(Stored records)
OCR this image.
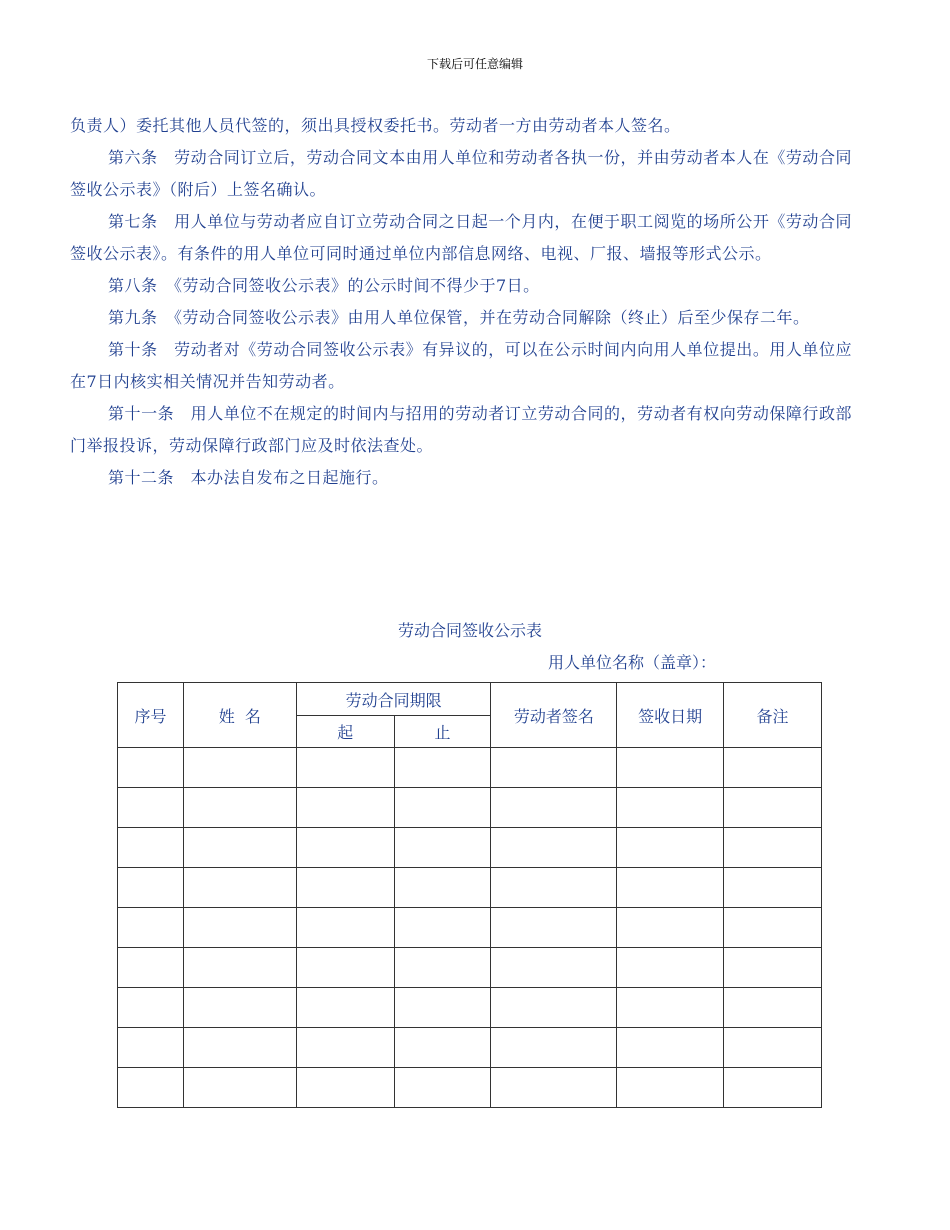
下载后可任意编辑

负责人）委托其他人员代签的，须出具授权委托书。劳动者一方由劳动者本人签名。

第六条　劳动合同订立后，劳动合同文本由用人单位和劳动者各执一份，并由劳动者本人在《劳动合同签收公示表》（附后）上签名确认。

第七条　用人单位与劳动者应自订立劳动合同之日起一个月内，在便于职工阅览的场所公开《劳动合同签收公示表》。有条件的用人单位可同时通过单位内部信息网络、电视、厂报、墙报等形式公示。

第八条　《劳动合同签收公示表》的公示时间不得少于7日。

第九条　《劳动合同签收公示表》由用人单位保管，并在劳动合同解除（终止）后至少保存二年。

第十条　劳动者对《劳动合同签收公示表》有异议的，可以在公示时间内向用人单位提出。用人单位应在7日内核实相关情况并告知劳动者。

第十一条　用人单位不在规定的时间内与招用的劳动者订立劳动合同的，劳动者有权向劳动保障行政部门举报投诉，劳动保障行政部门应及时依法查处。

第十二条　本办法自发布之日起施行。

劳动合同签收公示表
用人单位名称（盖章）：
序号	姓  名	劳动合同期限		劳动者签名	签收日期	备注
		起	止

Prompt -
Which lines of the material contain the string "劳动合同签收公示表"? List each of them.

Complete output -
第六条　劳动合同订立后，劳动合同文本由用人单位和劳动者各执一份，并由劳动者本人在《劳动合同签收公示表》（附后）上签名确认。
第七条　用人单位与劳动者应自订立劳动合同之日起一个月内，在便于职工阅览的场所公开《劳动合同签收公示表》。有条件的用人单位可同时通过单位内部信息网络、电视、厂报、墙报等形式公示。
第八条　《劳动合同签收公示表》的公示时间不得少于7日。
第九条　《劳动合同签收公示表》由用人单位保管，并在劳动合同解除（终止）后至少保存二年。
第十条　劳动者对《劳动合同签收公示表》有异议的，可以在公示时间内向用人单位提出。用人单位应在7日内核实相关情况并告知劳动者。
劳动合同签收公示表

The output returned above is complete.